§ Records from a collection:
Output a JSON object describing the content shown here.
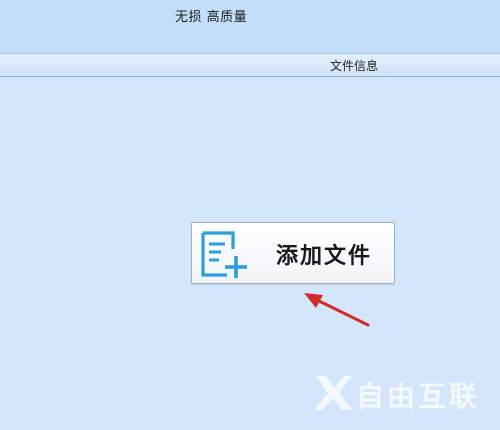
{
  "toolbar": {
    "quality_text": "无损 高质量"
  },
  "table_header": {
    "file_info": "文件信息"
  },
  "main": {
    "add_file_label": "添加文件",
    "add_file_icon": "add-file-icon"
  },
  "watermark": {
    "text": "自由互联"
  },
  "colors": {
    "background": "#d3e6fc",
    "icon_blue": "#2a9fd8",
    "arrow_red": "#d42a2a"
  }
}
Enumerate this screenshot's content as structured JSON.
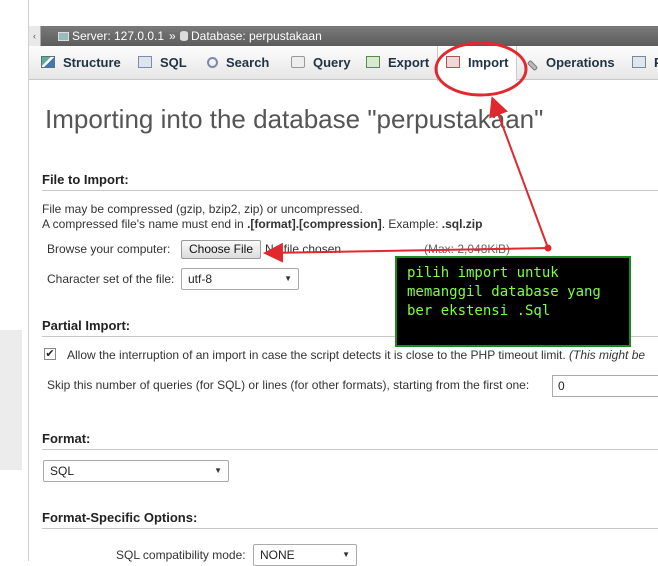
{
  "breadcrumb": {
    "server": "Server: 127.0.0.1",
    "separator": "»",
    "database": "Database: perpustakaan"
  },
  "tabs": [
    {
      "label": "Structure",
      "icon": "structure-icon"
    },
    {
      "label": "SQL",
      "icon": "sql-icon"
    },
    {
      "label": "Search",
      "icon": "search-icon"
    },
    {
      "label": "Query",
      "icon": "query-icon"
    },
    {
      "label": "Export",
      "icon": "export-icon"
    },
    {
      "label": "Import",
      "icon": "import-icon",
      "active": true
    },
    {
      "label": "Operations",
      "icon": "operations-icon"
    },
    {
      "label": "P",
      "icon": "privileges-icon"
    }
  ],
  "page_title": "Importing into the database \"perpustakaan\"",
  "file_to_import": {
    "heading": "File to Import:",
    "line1": "File may be compressed (gzip, bzip2, zip) or uncompressed.",
    "line2_pre": "A compressed file's name must end in ",
    "line2_bold": ".[format].[compression]",
    "line2_mid": ". Example: ",
    "line2_example": ".sql.zip",
    "browse_label": "Browse your computer:",
    "choose_file": "Choose File",
    "no_file": "No file chosen",
    "max_size": "(Max: 2,048KiB)",
    "charset_label": "Character set of the file:",
    "charset_value": "utf-8"
  },
  "partial_import": {
    "heading": "Partial Import:",
    "allow_interrupt_checked": true,
    "allow_interrupt_text": "Allow the interruption of an import in case the script detects it is close to the PHP timeout limit.",
    "allow_interrupt_note": "(This might be",
    "skip_label": "Skip this number of queries (for SQL) or lines (for other formats), starting from the first one:",
    "skip_value": "0"
  },
  "format": {
    "heading": "Format:",
    "value": "SQL"
  },
  "format_specific": {
    "heading": "Format-Specific Options:",
    "compat_label": "SQL compatibility mode:",
    "compat_value": "NONE"
  },
  "annotation": {
    "text": "pilih import untuk\nmemanggil database yang\nber ekstensi .Sql",
    "text_color": "#7fff3f",
    "border_color": "#1a8a1a",
    "arrow_color": "#e0282e"
  }
}
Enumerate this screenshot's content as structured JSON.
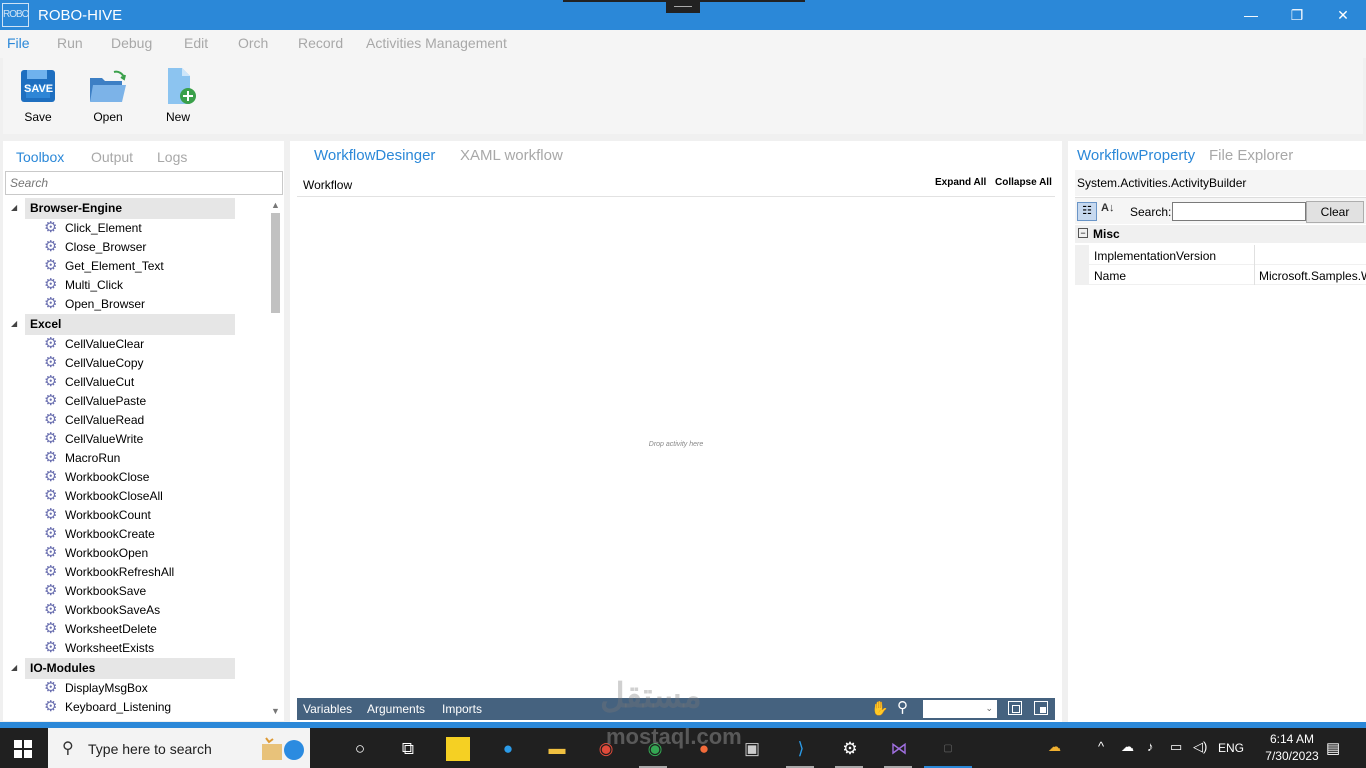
{
  "window": {
    "title": "ROBO-HIVE",
    "logo_text": "ROBO",
    "minimize": "—",
    "maximize": "❐",
    "close": "✕"
  },
  "menu": [
    "File",
    "Run",
    "Debug",
    "Edit",
    "Orch",
    "Record",
    "Activities Management"
  ],
  "ribbon": {
    "save_label": "Save",
    "save_icon_text": "SAVE",
    "open_label": "Open",
    "new_label": "New"
  },
  "left_panel": {
    "tabs": [
      "Toolbox",
      "Output",
      "Logs"
    ],
    "search_placeholder": "Search",
    "groups": [
      {
        "name": "Browser-Engine",
        "items": [
          "Click_Element",
          "Close_Browser",
          "Get_Element_Text",
          "Multi_Click",
          "Open_Browser"
        ]
      },
      {
        "name": "Excel",
        "items": [
          "CellValueClear",
          "CellValueCopy",
          "CellValueCut",
          "CellValuePaste",
          "CellValueRead",
          "CellValueWrite",
          "MacroRun",
          "WorkbookClose",
          "WorkbookCloseAll",
          "WorkbookCount",
          "WorkbookCreate",
          "WorkbookOpen",
          "WorkbookRefreshAll",
          "WorkbookSave",
          "WorkbookSaveAs",
          "WorksheetDelete",
          "WorksheetExists"
        ]
      },
      {
        "name": "IO-Modules",
        "items": [
          "DisplayMsgBox",
          "Keyboard_Listening"
        ]
      }
    ]
  },
  "center_panel": {
    "tabs": [
      "WorkflowDesinger",
      "XAML workflow"
    ],
    "breadcrumb": "Workflow",
    "expand_all": "Expand All",
    "collapse_all": "Collapse All",
    "drop_hint": "Drop activity here",
    "footer": {
      "variables": "Variables",
      "arguments": "Arguments",
      "imports": "Imports",
      "zoom_arrow": "⌄"
    }
  },
  "right_panel": {
    "tabs": [
      "WorkflowProperty",
      "File Explorer"
    ],
    "type_name": "System.Activities.ActivityBuilder",
    "search_label": "Search:",
    "clear_label": "Clear",
    "category": {
      "toggle": "−",
      "name": "Misc"
    },
    "properties": [
      {
        "name": "ImplementationVersion",
        "value": ""
      },
      {
        "name": "Name",
        "value": "Microsoft.Samples.W"
      }
    ]
  },
  "taskbar": {
    "search_text": "Type here to search",
    "language": "ENG",
    "time": "6:14 AM",
    "date": "7/30/2023"
  },
  "watermark": {
    "line1": "مستقل",
    "line2": "mostaql.com"
  },
  "colors": {
    "accent": "#2b88d8",
    "footer": "#45627f",
    "taskbar": "#202020"
  }
}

§ Exercise requirements: Transcribe the whole listing exactly. Pictures are excluded.

§ The answer:
Output a JSON object describing the content shown here.
{
  "toolbar": {
    "quality_text": "无损 高质量"
  },
  "table_header": {
    "file_info": "文件信息"
  },
  "main": {
    "add_file_label": "添加文件",
    "add_file_icon": "add-file-icon"
  },
  "watermark": {
    "text": "自由互联"
  },
  "colors": {
    "background": "#d3e6fc",
    "icon_blue": "#2a9fd8",
    "arrow_red": "#d42a2a"
  }
}
Enumerate this screenshot's content as structured JSON.
{
  "breadcrumb": {
    "server": "Server: 127.0.0.1",
    "separator": "»",
    "database": "Database: perpustakaan"
  },
  "tabs": [
    {
      "label": "Structure",
      "icon": "structure-icon"
    },
    {
      "label": "SQL",
      "icon": "sql-icon"
    },
    {
      "label": "Search",
      "icon": "search-icon"
    },
    {
      "label": "Query",
      "icon": "query-icon"
    },
    {
      "label": "Export",
      "icon": "export-icon"
    },
    {
      "label": "Import",
      "icon": "import-icon",
      "active": true
    },
    {
      "label": "Operations",
      "icon": "operations-icon"
    },
    {
      "label": "P",
      "icon": "privileges-icon"
    }
  ],
  "page_title": "Importing into the database \"perpustakaan\"",
  "file_to_import": {
    "heading": "File to Import:",
    "line1": "File may be compressed (gzip, bzip2, zip) or uncompressed.",
    "line2_pre": "A compressed file's name must end in ",
    "line2_bold": ".[format].[compression]",
    "line2_mid": ". Example: ",
    "line2_example": ".sql.zip",
    "browse_label": "Browse your computer:",
    "choose_file": "Choose File",
    "no_file": "No file chosen",
    "max_size": "(Max: 2,048KiB)",
    "charset_label": "Character set of the file:",
    "charset_value": "utf-8"
  },
  "partial_import": {
    "heading": "Partial Import:",
    "allow_interrupt_checked": true,
    "allow_interrupt_text": "Allow the interruption of an import in case the script detects it is close to the PHP timeout limit.",
    "allow_interrupt_note": "(This might be",
    "skip_label": "Skip this number of queries (for SQL) or lines (for other formats), starting from the first one:",
    "skip_value": "0"
  },
  "format": {
    "heading": "Format:",
    "value": "SQL"
  },
  "format_specific": {
    "heading": "Format-Specific Options:",
    "compat_label": "SQL compatibility mode:",
    "compat_value": "NONE"
  },
  "annotation": {
    "text": "pilih import untuk\nmemanggil database yang\nber ekstensi .Sql",
    "text_color": "#7fff3f",
    "border_color": "#1a8a1a",
    "arrow_color": "#e0282e"
  }
}
Enumerate this screenshot's content as structured JSON.
{
  "window": {
    "title": "ROBO-HIVE",
    "logo_text": "ROBO",
    "minimize": "—",
    "maximize": "❐",
    "close": "✕"
  },
  "menu": [
    "File",
    "Run",
    "Debug",
    "Edit",
    "Orch",
    "Record",
    "Activities Management"
  ],
  "ribbon": {
    "save_label": "Save",
    "save_icon_text": "SAVE",
    "open_label": "Open",
    "new_label": "New"
  },
  "left_panel": {
    "tabs": [
      "Toolbox",
      "Output",
      "Logs"
    ],
    "search_placeholder": "Search",
    "groups": [
      {
        "name": "Browser-Engine",
        "items": [
          "Click_Element",
          "Close_Browser",
          "Get_Element_Text",
          "Multi_Click",
          "Open_Browser"
        ]
      },
      {
        "name": "Excel",
        "items": [
          "CellValueClear",
          "CellValueCopy",
          "CellValueCut",
          "CellValuePaste",
          "CellValueRead",
          "CellValueWrite",
          "MacroRun",
          "WorkbookClose",
          "WorkbookCloseAll",
          "WorkbookCount",
          "WorkbookCreate",
          "WorkbookOpen",
          "WorkbookRefreshAll",
          "WorkbookSave",
          "WorkbookSaveAs",
          "WorksheetDelete",
          "WorksheetExists"
        ]
      },
      {
        "name": "IO-Modules",
        "items": [
          "DisplayMsgBox",
          "Keyboard_Listening"
        ]
      }
    ]
  },
  "center_panel": {
    "tabs": [
      "WorkflowDesinger",
      "XAML workflow"
    ],
    "breadcrumb": "Workflow",
    "expand_all": "Expand All",
    "collapse_all": "Collapse All",
    "drop_hint": "Drop activity here",
    "footer": {
      "variables": "Variables",
      "arguments": "Arguments",
      "imports": "Imports",
      "zoom_arrow": "⌄"
    }
  },
  "right_panel": {
    "tabs": [
      "WorkflowProperty",
      "File Explorer"
    ],
    "type_name": "System.Activities.ActivityBuilder",
    "search_label": "Search:",
    "clear_label": "Clear",
    "category": {
      "toggle": "−",
      "name": "Misc"
    },
    "properties": [
      {
        "name": "ImplementationVersion",
        "value": ""
      },
      {
        "name": "Name",
        "value": "Microsoft.Samples.W"
      }
    ]
  },
  "taskbar": {
    "search_text": "Type here to search",
    "language": "ENG",
    "time": "6:14 AM",
    "date": "7/30/2023"
  },
  "watermark": {
    "line1": "مستقل",
    "line2": "mostaql.com"
  },
  "colors": {
    "accent": "#2b88d8",
    "footer": "#45627f",
    "taskbar": "#202020"
  }
}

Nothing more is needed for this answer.